*Given records:*
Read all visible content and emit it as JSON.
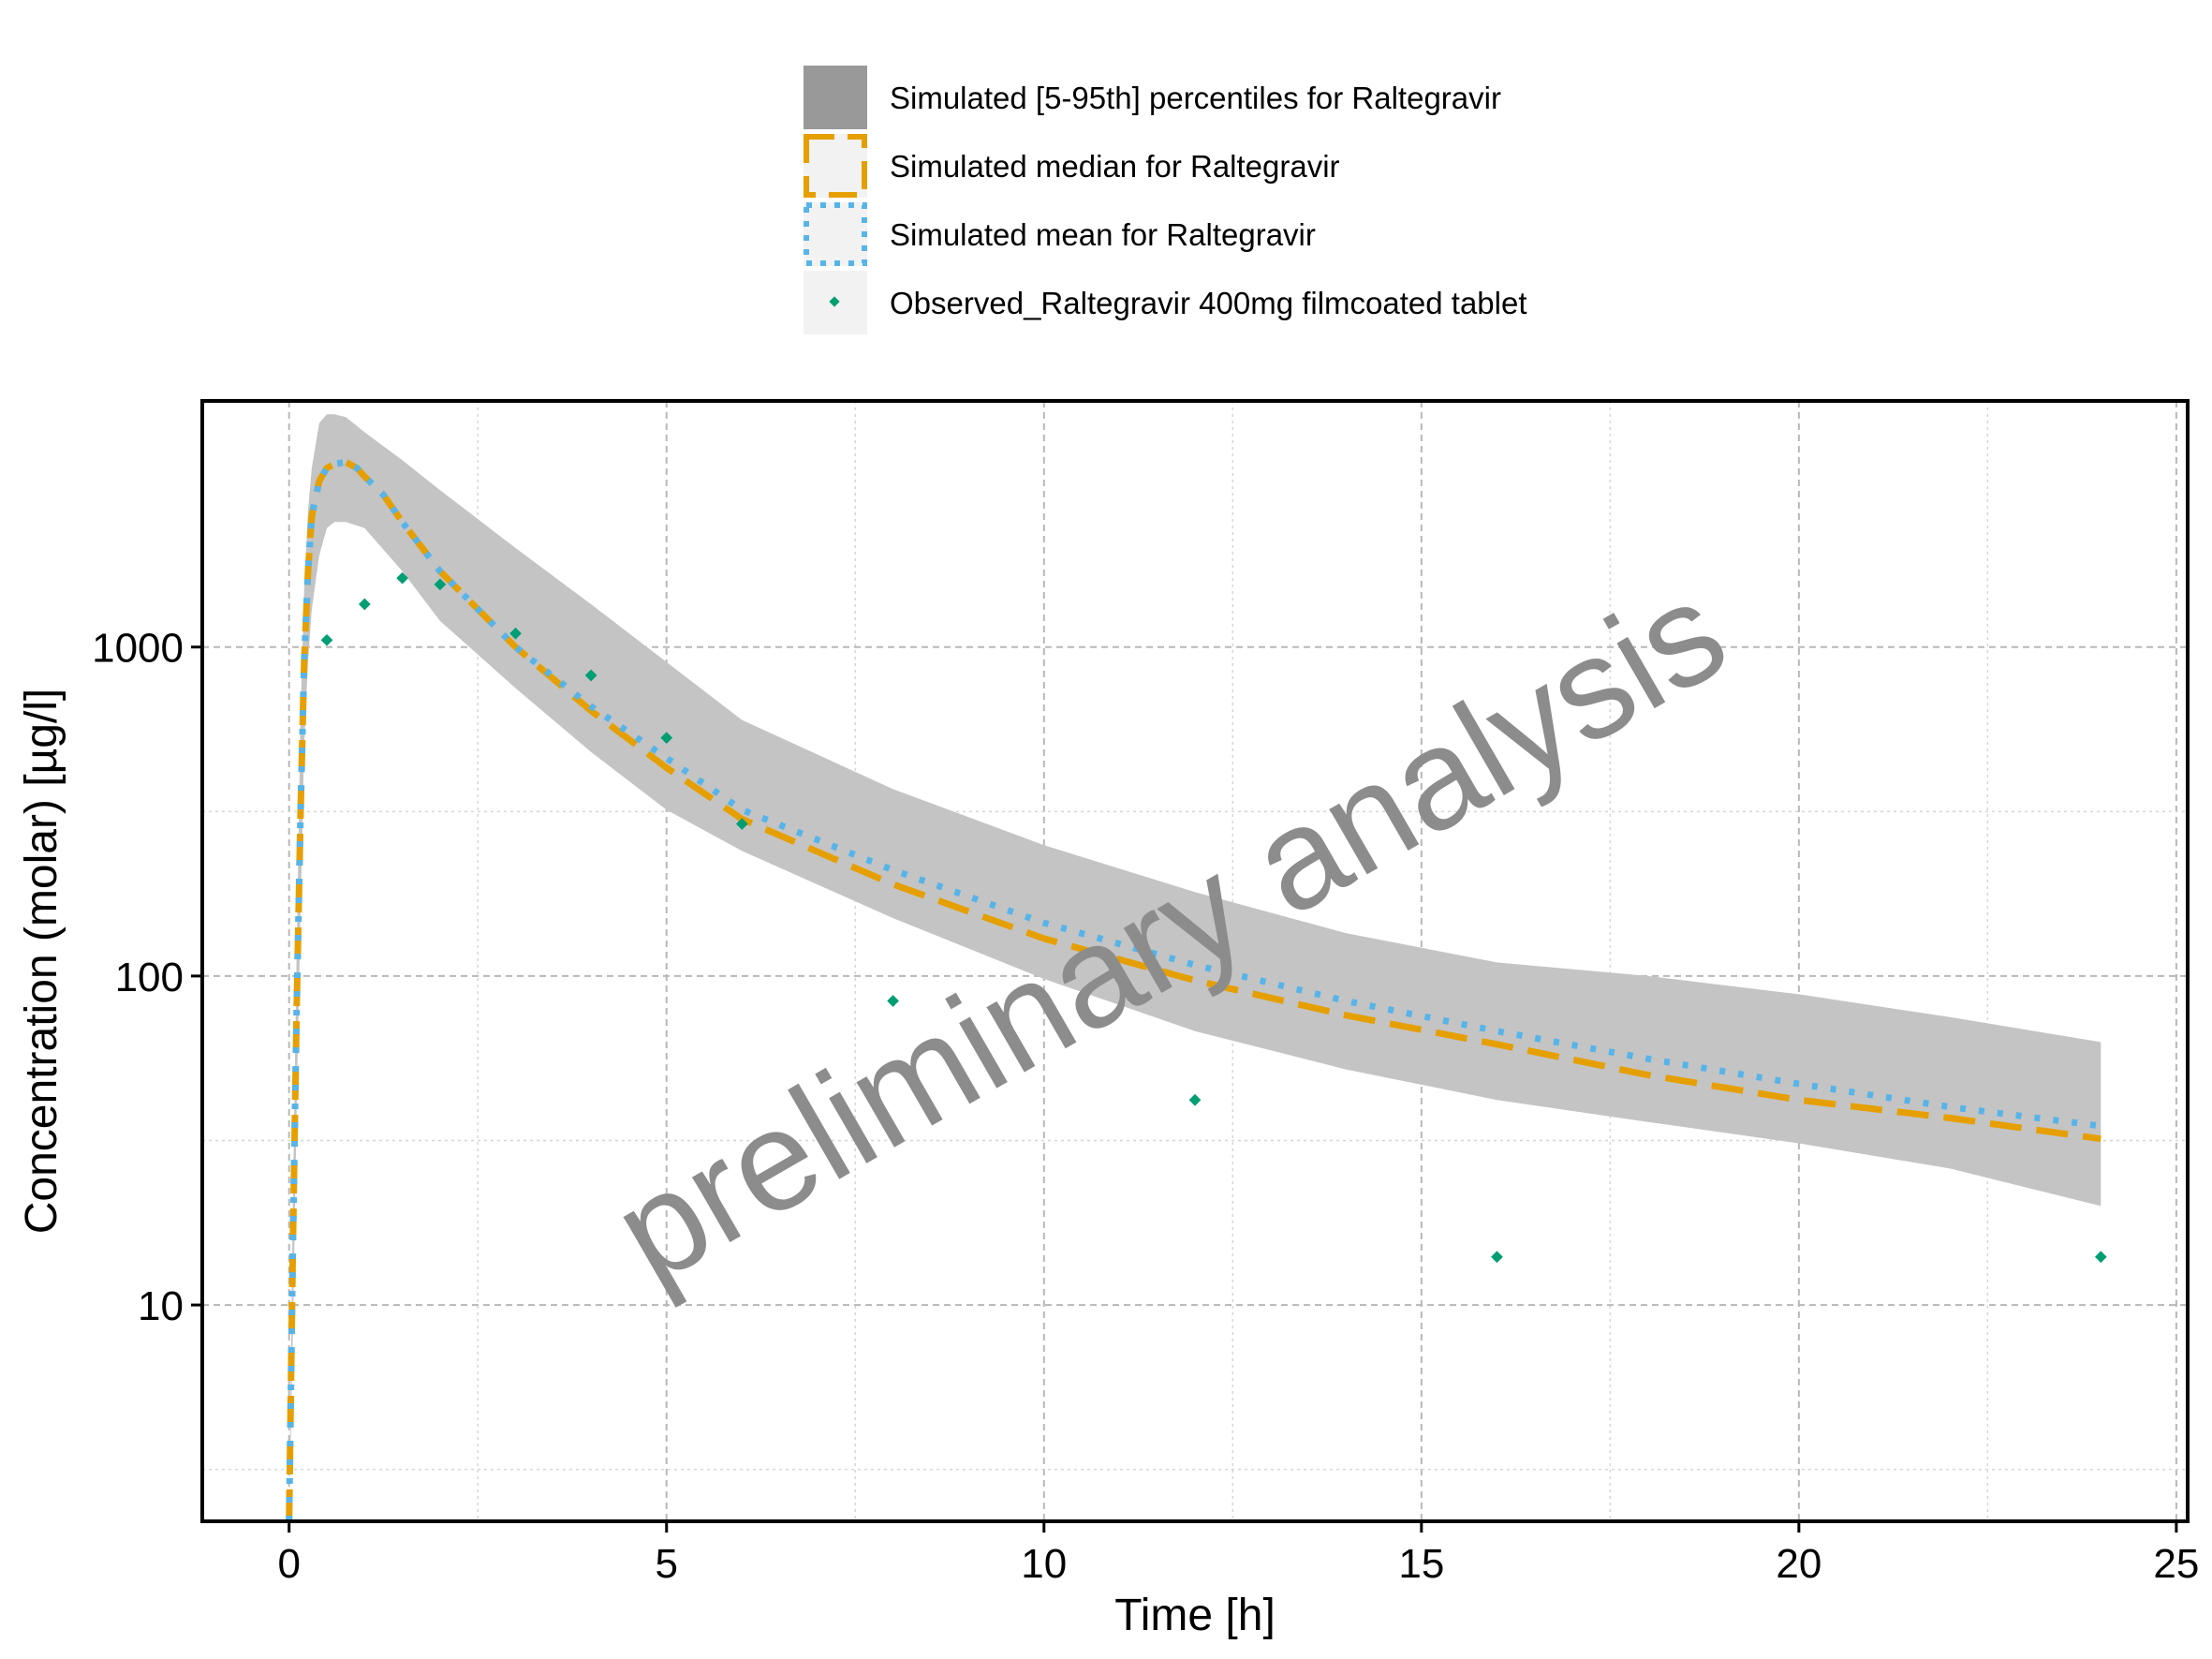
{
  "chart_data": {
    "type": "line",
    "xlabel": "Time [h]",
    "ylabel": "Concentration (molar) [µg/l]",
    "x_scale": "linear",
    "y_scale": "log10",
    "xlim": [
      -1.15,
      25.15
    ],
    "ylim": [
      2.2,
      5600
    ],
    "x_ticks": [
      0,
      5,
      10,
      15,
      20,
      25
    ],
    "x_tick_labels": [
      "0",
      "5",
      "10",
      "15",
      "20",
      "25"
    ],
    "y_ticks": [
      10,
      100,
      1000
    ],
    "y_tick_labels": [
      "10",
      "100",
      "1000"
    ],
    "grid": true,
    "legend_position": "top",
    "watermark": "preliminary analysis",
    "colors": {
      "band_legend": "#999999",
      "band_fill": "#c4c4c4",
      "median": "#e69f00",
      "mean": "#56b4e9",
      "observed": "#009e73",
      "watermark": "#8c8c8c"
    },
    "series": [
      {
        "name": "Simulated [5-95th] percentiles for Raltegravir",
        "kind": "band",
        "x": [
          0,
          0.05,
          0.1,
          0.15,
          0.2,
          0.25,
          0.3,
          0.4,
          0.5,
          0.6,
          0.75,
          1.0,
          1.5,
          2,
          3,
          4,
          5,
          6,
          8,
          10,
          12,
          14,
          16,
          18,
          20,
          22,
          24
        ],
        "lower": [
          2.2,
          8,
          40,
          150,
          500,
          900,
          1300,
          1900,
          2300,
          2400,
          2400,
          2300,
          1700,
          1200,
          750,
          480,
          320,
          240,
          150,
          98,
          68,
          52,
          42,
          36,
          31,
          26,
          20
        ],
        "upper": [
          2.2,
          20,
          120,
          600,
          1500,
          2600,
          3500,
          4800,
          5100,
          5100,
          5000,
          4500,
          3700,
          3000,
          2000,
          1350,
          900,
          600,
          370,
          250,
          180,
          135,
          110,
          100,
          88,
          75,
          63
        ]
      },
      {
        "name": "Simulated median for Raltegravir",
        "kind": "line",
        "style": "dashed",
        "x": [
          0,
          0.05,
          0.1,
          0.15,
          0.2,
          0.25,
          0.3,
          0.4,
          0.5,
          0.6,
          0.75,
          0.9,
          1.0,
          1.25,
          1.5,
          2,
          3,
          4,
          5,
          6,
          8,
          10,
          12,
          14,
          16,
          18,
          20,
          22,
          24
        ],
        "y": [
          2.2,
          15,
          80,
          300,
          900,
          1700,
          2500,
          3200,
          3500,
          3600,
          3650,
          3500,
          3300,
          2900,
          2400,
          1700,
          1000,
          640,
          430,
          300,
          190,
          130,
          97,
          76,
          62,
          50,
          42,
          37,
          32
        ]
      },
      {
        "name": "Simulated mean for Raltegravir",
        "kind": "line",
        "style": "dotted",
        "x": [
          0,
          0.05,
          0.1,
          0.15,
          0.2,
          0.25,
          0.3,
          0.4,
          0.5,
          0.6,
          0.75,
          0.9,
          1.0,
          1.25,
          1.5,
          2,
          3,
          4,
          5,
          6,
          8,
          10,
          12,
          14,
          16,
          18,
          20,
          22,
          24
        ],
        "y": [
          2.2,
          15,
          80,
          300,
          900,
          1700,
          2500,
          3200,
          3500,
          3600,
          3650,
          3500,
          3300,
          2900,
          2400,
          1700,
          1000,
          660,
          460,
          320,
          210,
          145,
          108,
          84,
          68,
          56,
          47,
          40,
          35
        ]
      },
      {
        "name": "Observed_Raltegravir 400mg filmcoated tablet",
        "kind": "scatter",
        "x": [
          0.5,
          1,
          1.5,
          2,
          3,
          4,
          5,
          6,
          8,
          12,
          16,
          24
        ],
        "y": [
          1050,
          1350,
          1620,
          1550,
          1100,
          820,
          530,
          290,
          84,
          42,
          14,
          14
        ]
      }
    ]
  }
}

*Set exercise:*
Output all the records, word for word, with no pictures in the copy.

*Task response:*
Read all visible content and emit it as JSON.
{
  "chart_data": {
    "type": "line",
    "xlabel": "Time [h]",
    "ylabel": "Concentration (molar) [µg/l]",
    "x_scale": "linear",
    "y_scale": "log10",
    "xlim": [
      -1.15,
      25.15
    ],
    "ylim": [
      2.2,
      5600
    ],
    "x_ticks": [
      0,
      5,
      10,
      15,
      20,
      25
    ],
    "x_tick_labels": [
      "0",
      "5",
      "10",
      "15",
      "20",
      "25"
    ],
    "y_ticks": [
      10,
      100,
      1000
    ],
    "y_tick_labels": [
      "10",
      "100",
      "1000"
    ],
    "grid": true,
    "legend_position": "top",
    "watermark": "preliminary analysis",
    "colors": {
      "band_legend": "#999999",
      "band_fill": "#c4c4c4",
      "median": "#e69f00",
      "mean": "#56b4e9",
      "observed": "#009e73",
      "watermark": "#8c8c8c"
    },
    "series": [
      {
        "name": "Simulated [5-95th] percentiles for Raltegravir",
        "kind": "band",
        "x": [
          0,
          0.05,
          0.1,
          0.15,
          0.2,
          0.25,
          0.3,
          0.4,
          0.5,
          0.6,
          0.75,
          1.0,
          1.5,
          2,
          3,
          4,
          5,
          6,
          8,
          10,
          12,
          14,
          16,
          18,
          20,
          22,
          24
        ],
        "lower": [
          2.2,
          8,
          40,
          150,
          500,
          900,
          1300,
          1900,
          2300,
          2400,
          2400,
          2300,
          1700,
          1200,
          750,
          480,
          320,
          240,
          150,
          98,
          68,
          52,
          42,
          36,
          31,
          26,
          20
        ],
        "upper": [
          2.2,
          20,
          120,
          600,
          1500,
          2600,
          3500,
          4800,
          5100,
          5100,
          5000,
          4500,
          3700,
          3000,
          2000,
          1350,
          900,
          600,
          370,
          250,
          180,
          135,
          110,
          100,
          88,
          75,
          63
        ]
      },
      {
        "name": "Simulated median for Raltegravir",
        "kind": "line",
        "style": "dashed",
        "x": [
          0,
          0.05,
          0.1,
          0.15,
          0.2,
          0.25,
          0.3,
          0.4,
          0.5,
          0.6,
          0.75,
          0.9,
          1.0,
          1.25,
          1.5,
          2,
          3,
          4,
          5,
          6,
          8,
          10,
          12,
          14,
          16,
          18,
          20,
          22,
          24
        ],
        "y": [
          2.2,
          15,
          80,
          300,
          900,
          1700,
          2500,
          3200,
          3500,
          3600,
          3650,
          3500,
          3300,
          2900,
          2400,
          1700,
          1000,
          640,
          430,
          300,
          190,
          130,
          97,
          76,
          62,
          50,
          42,
          37,
          32
        ]
      },
      {
        "name": "Simulated mean for Raltegravir",
        "kind": "line",
        "style": "dotted",
        "x": [
          0,
          0.05,
          0.1,
          0.15,
          0.2,
          0.25,
          0.3,
          0.4,
          0.5,
          0.6,
          0.75,
          0.9,
          1.0,
          1.25,
          1.5,
          2,
          3,
          4,
          5,
          6,
          8,
          10,
          12,
          14,
          16,
          18,
          20,
          22,
          24
        ],
        "y": [
          2.2,
          15,
          80,
          300,
          900,
          1700,
          2500,
          3200,
          3500,
          3600,
          3650,
          3500,
          3300,
          2900,
          2400,
          1700,
          1000,
          660,
          460,
          320,
          210,
          145,
          108,
          84,
          68,
          56,
          47,
          40,
          35
        ]
      },
      {
        "name": "Observed_Raltegravir 400mg filmcoated tablet",
        "kind": "scatter",
        "x": [
          0.5,
          1,
          1.5,
          2,
          3,
          4,
          5,
          6,
          8,
          12,
          16,
          24
        ],
        "y": [
          1050,
          1350,
          1620,
          1550,
          1100,
          820,
          530,
          290,
          84,
          42,
          14,
          14
        ]
      }
    ]
  }
}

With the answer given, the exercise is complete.